Text for analysis:
The players take part in a battery of physiological tests that measure upper body strength, power, flexibility and aerobic fitness. "We identify their strengths and weaknesses," says Montgomery, so that Canadiens coaches and trainers know what individual players need to concentrate on in terms of exercise and training.

Photo JÉRÔME PRÉVOST/TempSport/MAGMA

"Twenty years ago, the players wouldn't arrive here in the top shape we see them in today," says Montgomery. "They used to use training camp to get into shape. But there are a lot of dollars at stake now. You don't want to look bad right off the bat." Montgomery says the testing can be quite competitive - certain players show up at training camp knowing they have to make a good impression if they want to crack the team's NHL roster.

"There's also a lot of pride at stake," says Montgomery. The players are ranked in each category. "[Former Canadien] Vincent Damphousse was always the highest in aerobic fitness. His goal was always to be number one."

Canadiens players also undergo roughly 100 treatments each year in the centre's hyperbaric oxygen chamber, which helps speed the healing process by increasing tissue oxygenation.

Kinnear says team doctors establish close relationships with the players over the years. "You get to know their various idiosyncrasies. They get to trust your judgement. I love the game and I like the people in it. Hockey players are a good crowd."

"They're very good patients, by and large. They work hard on their rehabilitation," says Mulder. "They generally do everything they can to get back on the ice as soon as they can."

"People think we're pressured by management to get players back into action as soon as we can," adds Kinnear. "But the vast majority of coaches are ex-players. They remember being injured themselves. They don't want to risk anybody's career."

Activity 1:
Answer these from the hockey text:
(a) Which former Canadien was always the highest in aerobic fitness?
(b) Roughly how many treatments do Canadiens players undergo each year in the hyperbaric oxygen chamber?
(c) According to Kinnear, what are the vast majority of coaches?
Activity 2: Echo the passage of the hockey text starting with "The players take" and going on through "team's NHL roster.".
Nothing in the listing is needed here.

Structured page parsing data
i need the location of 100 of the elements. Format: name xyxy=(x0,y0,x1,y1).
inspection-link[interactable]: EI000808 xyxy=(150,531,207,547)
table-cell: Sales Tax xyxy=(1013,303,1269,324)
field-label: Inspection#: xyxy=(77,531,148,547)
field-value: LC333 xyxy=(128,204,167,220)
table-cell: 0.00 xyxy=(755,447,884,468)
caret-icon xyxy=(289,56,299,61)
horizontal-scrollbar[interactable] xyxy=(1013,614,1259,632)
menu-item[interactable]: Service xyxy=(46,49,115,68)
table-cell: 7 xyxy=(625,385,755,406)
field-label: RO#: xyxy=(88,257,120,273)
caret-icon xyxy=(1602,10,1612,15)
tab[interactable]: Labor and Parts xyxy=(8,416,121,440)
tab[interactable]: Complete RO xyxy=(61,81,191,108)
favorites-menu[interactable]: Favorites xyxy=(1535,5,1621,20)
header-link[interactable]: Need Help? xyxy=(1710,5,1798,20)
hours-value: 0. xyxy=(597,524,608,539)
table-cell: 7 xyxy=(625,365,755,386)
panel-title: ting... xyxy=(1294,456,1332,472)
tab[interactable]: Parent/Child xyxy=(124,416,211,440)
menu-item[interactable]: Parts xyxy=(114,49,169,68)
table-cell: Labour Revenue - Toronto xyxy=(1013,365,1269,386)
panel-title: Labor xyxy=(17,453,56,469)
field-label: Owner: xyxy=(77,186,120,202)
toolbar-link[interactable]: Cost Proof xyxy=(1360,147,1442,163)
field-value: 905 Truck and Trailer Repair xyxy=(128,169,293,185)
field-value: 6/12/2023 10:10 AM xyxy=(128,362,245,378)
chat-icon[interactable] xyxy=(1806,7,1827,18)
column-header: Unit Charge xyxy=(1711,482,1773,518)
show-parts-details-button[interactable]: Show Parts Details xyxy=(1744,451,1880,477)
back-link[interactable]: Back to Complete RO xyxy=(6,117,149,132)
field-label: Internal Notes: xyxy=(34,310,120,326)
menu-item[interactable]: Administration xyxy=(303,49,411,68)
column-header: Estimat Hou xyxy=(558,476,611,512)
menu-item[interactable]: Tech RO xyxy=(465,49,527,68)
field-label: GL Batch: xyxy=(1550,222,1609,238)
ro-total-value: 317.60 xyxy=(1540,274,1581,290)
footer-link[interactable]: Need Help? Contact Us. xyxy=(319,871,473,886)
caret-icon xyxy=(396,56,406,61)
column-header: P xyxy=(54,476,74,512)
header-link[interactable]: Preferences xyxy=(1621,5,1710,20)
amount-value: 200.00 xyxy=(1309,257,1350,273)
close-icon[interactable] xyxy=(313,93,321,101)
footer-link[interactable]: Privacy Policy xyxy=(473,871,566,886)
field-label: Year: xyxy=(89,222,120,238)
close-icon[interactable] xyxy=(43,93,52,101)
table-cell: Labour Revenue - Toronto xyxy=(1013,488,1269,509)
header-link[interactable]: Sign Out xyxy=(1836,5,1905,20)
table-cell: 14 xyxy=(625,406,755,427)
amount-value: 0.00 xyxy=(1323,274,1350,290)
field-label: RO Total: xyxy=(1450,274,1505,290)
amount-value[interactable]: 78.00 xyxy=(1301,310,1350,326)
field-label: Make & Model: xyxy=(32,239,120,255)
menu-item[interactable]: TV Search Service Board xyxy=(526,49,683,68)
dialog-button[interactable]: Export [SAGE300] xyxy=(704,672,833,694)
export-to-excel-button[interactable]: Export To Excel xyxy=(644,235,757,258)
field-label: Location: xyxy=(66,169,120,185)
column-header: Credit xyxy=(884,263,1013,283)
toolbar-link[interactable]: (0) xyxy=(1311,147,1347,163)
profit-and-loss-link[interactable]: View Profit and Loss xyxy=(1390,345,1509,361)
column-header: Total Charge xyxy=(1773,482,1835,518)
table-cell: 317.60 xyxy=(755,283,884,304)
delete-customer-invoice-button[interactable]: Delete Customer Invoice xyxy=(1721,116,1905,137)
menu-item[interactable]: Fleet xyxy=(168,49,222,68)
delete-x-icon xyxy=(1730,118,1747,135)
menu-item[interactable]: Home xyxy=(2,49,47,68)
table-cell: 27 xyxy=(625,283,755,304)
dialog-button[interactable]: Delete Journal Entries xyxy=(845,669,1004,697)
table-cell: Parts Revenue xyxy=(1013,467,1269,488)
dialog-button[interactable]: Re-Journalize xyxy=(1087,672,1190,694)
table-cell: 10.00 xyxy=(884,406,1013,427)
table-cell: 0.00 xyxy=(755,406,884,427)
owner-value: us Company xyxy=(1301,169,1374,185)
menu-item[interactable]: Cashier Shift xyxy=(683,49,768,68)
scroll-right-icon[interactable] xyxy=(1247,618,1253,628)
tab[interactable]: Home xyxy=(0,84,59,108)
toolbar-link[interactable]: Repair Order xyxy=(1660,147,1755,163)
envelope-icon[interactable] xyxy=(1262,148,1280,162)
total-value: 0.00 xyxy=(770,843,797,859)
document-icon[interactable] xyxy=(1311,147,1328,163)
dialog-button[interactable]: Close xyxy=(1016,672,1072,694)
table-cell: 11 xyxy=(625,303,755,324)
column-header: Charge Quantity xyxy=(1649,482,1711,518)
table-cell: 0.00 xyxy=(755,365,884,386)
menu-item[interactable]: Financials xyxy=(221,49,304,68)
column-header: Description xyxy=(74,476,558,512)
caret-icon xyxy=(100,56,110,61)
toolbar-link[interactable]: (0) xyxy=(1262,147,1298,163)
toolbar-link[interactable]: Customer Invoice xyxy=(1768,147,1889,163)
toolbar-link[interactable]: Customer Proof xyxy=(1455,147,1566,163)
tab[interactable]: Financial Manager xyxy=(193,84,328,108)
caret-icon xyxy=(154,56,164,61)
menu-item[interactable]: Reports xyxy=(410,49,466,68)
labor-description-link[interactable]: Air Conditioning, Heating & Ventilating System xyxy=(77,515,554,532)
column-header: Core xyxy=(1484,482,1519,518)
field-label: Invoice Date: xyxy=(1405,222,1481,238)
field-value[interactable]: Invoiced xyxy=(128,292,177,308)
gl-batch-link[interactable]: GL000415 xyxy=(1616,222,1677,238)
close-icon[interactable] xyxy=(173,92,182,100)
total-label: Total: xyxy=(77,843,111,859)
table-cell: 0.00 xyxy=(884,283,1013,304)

Answer section 1:
(a) Vincent Damphousse
(b) Roughly 100
(c) Ex-players

Answer section 2:
The players take part in a battery of physiological tests that measure upper body strength, power, flexibility and aerobic fitness. "We identify their strengths and weaknesses," says Montgomery, so that Canadiens coaches and trainers know what individual players need to concentrate on in terms of exercise and training.

Photo JÉRÔME PRÉVOST/TempSport/MAGMA

"Twenty years ago, the players wouldn't arrive here in the top shape we see them in today," says Montgomery. "They used to use training camp to get into shape. But there are a lot of dollars at stake now. You don't want to look bad right off the bat." Montgomery says the testing can be quite competitive - certain players show up at training camp knowing they have to make a good impression if they want to crack the team's NHL roster.